Collected data entries:
----
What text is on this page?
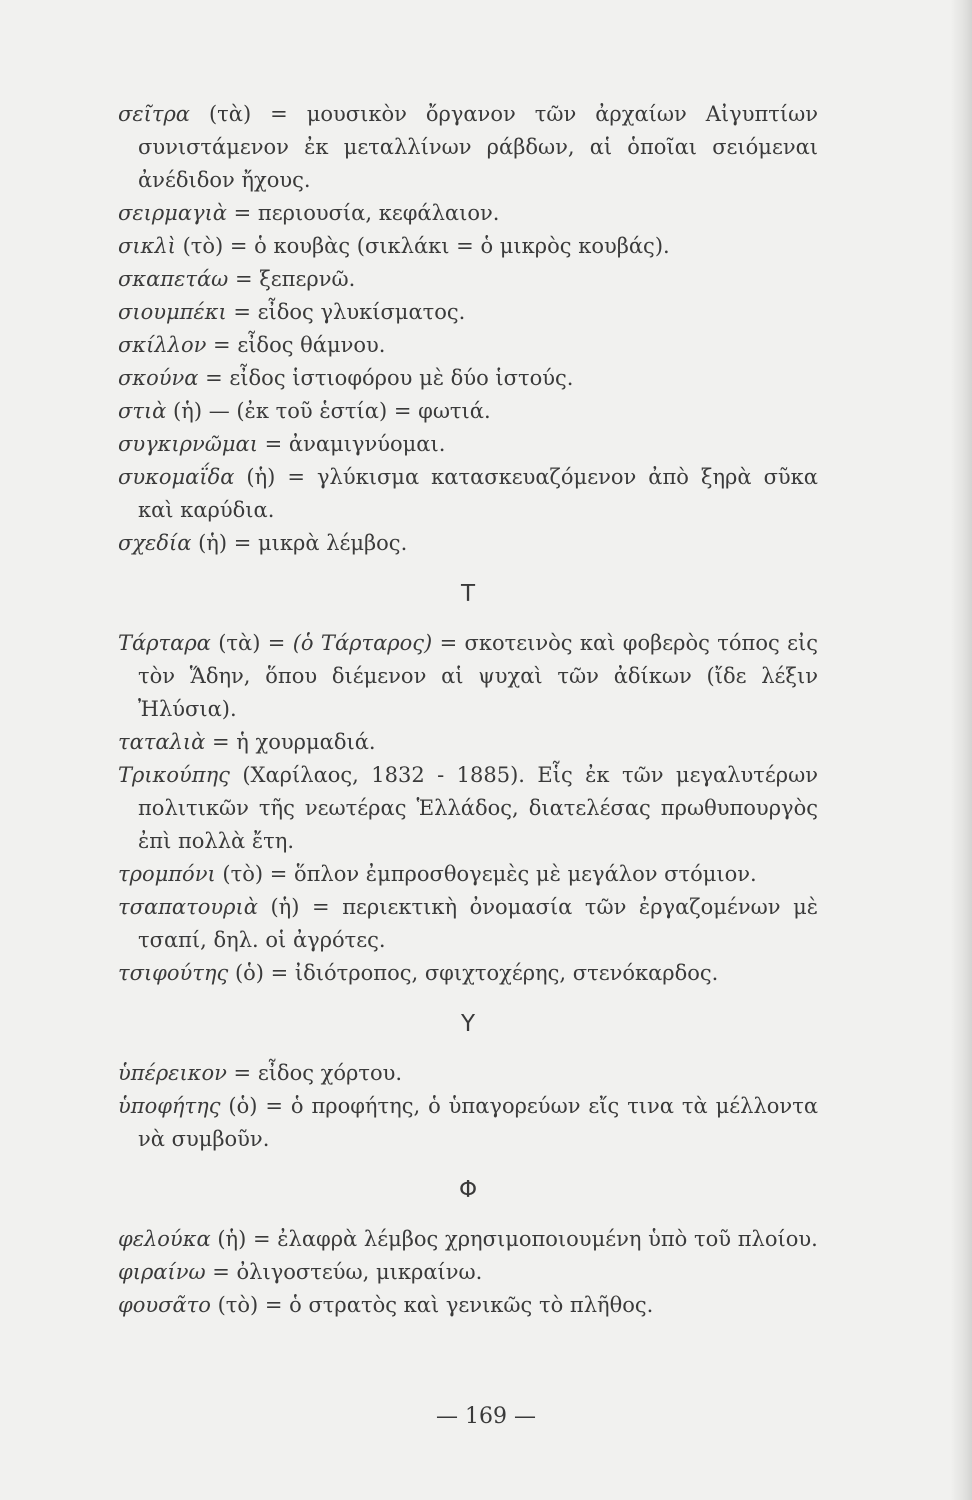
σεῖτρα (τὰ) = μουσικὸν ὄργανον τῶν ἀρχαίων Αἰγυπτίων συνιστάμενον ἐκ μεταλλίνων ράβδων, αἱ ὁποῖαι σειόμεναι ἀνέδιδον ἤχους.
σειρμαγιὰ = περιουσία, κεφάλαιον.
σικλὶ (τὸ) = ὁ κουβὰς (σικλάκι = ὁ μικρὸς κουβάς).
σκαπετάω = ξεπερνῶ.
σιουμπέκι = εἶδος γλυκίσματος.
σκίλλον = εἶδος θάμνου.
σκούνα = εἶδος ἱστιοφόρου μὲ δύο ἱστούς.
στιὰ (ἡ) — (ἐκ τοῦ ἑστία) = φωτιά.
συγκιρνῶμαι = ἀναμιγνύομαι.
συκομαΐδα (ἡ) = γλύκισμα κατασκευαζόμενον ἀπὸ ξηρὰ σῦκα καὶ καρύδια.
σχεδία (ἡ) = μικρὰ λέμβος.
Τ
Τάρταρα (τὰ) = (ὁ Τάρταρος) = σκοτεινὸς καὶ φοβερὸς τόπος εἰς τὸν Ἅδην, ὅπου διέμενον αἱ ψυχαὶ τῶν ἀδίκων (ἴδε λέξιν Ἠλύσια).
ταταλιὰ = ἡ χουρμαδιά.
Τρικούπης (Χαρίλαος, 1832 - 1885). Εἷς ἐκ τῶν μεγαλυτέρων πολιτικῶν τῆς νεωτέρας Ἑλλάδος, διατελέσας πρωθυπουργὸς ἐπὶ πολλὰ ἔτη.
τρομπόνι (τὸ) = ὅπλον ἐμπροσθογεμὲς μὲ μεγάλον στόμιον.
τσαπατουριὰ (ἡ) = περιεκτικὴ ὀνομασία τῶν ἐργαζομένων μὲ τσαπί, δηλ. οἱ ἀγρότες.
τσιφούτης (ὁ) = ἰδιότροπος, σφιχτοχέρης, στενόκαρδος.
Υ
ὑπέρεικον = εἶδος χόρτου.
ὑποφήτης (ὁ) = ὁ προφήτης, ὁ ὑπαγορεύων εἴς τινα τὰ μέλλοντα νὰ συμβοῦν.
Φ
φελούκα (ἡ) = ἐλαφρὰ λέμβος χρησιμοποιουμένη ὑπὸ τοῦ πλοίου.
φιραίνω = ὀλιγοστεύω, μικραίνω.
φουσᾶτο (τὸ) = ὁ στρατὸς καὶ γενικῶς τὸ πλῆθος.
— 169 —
----
■ **WHAT YOU ARE ASKED TO DO**: Without including any picture, repeat the data exactly.

■ **TASK RESPONSE**:
What text is on this page?
σεῖτρα (τὰ) = μουσικὸν ὄργανον τῶν ἀρχαίων Αἰγυπτίων συνιστάμενον ἐκ μεταλλίνων ράβδων, αἱ ὁποῖαι σειόμεναι ἀνέδιδον ἤχους.
σειρμαγιὰ = περιουσία, κεφάλαιον.
σικλὶ (τὸ) = ὁ κουβὰς (σικλάκι = ὁ μικρὸς κουβάς).
σκαπετάω = ξεπερνῶ.
σιουμπέκι = εἶδος γλυκίσματος.
σκίλλον = εἶδος θάμνου.
σκούνα = εἶδος ἱστιοφόρου μὲ δύο ἱστούς.
στιὰ (ἡ) — (ἐκ τοῦ ἑστία) = φωτιά.
συγκιρνῶμαι = ἀναμιγνύομαι.
συκομαΐδα (ἡ) = γλύκισμα κατασκευαζόμενον ἀπὸ ξηρὰ σῦκα καὶ καρύδια.
σχεδία (ἡ) = μικρὰ λέμβος.
Τ
Τάρταρα (τὰ) = (ὁ Τάρταρος) = σκοτεινὸς καὶ φοβερὸς τόπος εἰς τὸν Ἅδην, ὅπου διέμενον αἱ ψυχαὶ τῶν ἀδίκων (ἴδε λέξιν Ἠλύσια).
ταταλιὰ = ἡ χουρμαδιά.
Τρικούπης (Χαρίλαος, 1832 - 1885). Εἷς ἐκ τῶν μεγαλυτέρων πολιτικῶν τῆς νεωτέρας Ἑλλάδος, διατελέσας πρωθυπουργὸς ἐπὶ πολλὰ ἔτη.
τρομπόνι (τὸ) = ὅπλον ἐμπροσθογεμὲς μὲ μεγάλον στόμιον.
τσαπατουριὰ (ἡ) = περιεκτικὴ ὀνομασία τῶν ἐργαζομένων μὲ τσαπί, δηλ. οἱ ἀγρότες.
τσιφούτης (ὁ) = ἰδιότροπος, σφιχτοχέρης, στενόκαρδος.
Υ
ὑπέρεικον = εἶδος χόρτου.
ὑποφήτης (ὁ) = ὁ προφήτης, ὁ ὑπαγορεύων εἴς τινα τὰ μέλλοντα νὰ συμβοῦν.
Φ
φελούκα (ἡ) = ἐλαφρὰ λέμβος χρησιμοποιουμένη ὑπὸ τοῦ πλοίου.
φιραίνω = ὀλιγοστεύω, μικραίνω.
φουσᾶτο (τὸ) = ὁ στρατὸς καὶ γενικῶς τὸ πλῆθος.
— 169 —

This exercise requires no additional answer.